- WHAT NEEDS TO BE DONE -
Reproduce the data exactly and drop any pictures it holds.

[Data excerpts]

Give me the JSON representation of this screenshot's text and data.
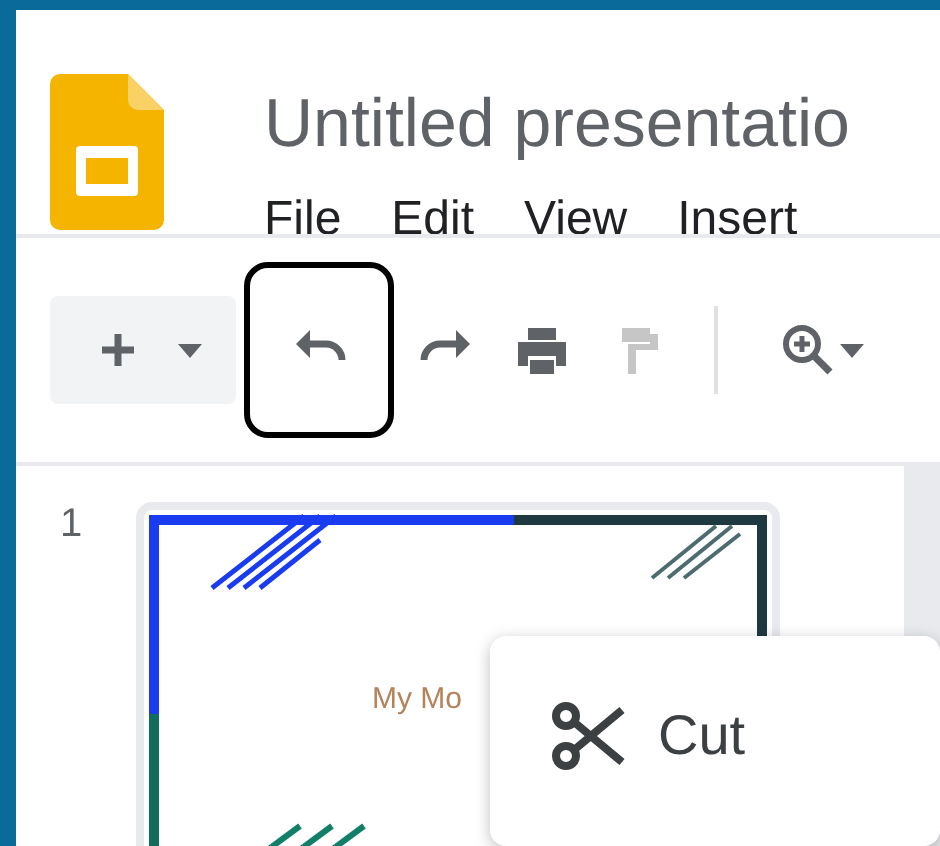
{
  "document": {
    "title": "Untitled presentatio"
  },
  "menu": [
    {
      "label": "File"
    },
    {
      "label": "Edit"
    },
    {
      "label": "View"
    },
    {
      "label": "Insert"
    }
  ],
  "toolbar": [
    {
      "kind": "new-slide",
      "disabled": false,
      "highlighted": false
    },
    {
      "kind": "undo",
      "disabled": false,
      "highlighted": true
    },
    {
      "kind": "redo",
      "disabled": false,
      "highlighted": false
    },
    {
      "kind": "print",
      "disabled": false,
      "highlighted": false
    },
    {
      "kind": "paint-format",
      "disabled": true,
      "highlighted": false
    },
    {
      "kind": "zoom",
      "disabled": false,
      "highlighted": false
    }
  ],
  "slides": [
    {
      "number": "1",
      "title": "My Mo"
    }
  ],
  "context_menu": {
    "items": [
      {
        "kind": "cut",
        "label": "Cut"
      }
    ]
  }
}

- RESPONSE FOR THIS EXERCISE -
Give me the JSON representation of this screenshot's text and data.
{
  "document": {
    "title": "Untitled presentatio"
  },
  "menu": [
    {
      "label": "File"
    },
    {
      "label": "Edit"
    },
    {
      "label": "View"
    },
    {
      "label": "Insert"
    }
  ],
  "toolbar": [
    {
      "kind": "new-slide",
      "disabled": false,
      "highlighted": false
    },
    {
      "kind": "undo",
      "disabled": false,
      "highlighted": true
    },
    {
      "kind": "redo",
      "disabled": false,
      "highlighted": false
    },
    {
      "kind": "print",
      "disabled": false,
      "highlighted": false
    },
    {
      "kind": "paint-format",
      "disabled": true,
      "highlighted": false
    },
    {
      "kind": "zoom",
      "disabled": false,
      "highlighted": false
    }
  ],
  "slides": [
    {
      "number": "1",
      "title": "My Mo"
    }
  ],
  "context_menu": {
    "items": [
      {
        "kind": "cut",
        "label": "Cut"
      }
    ]
  }
}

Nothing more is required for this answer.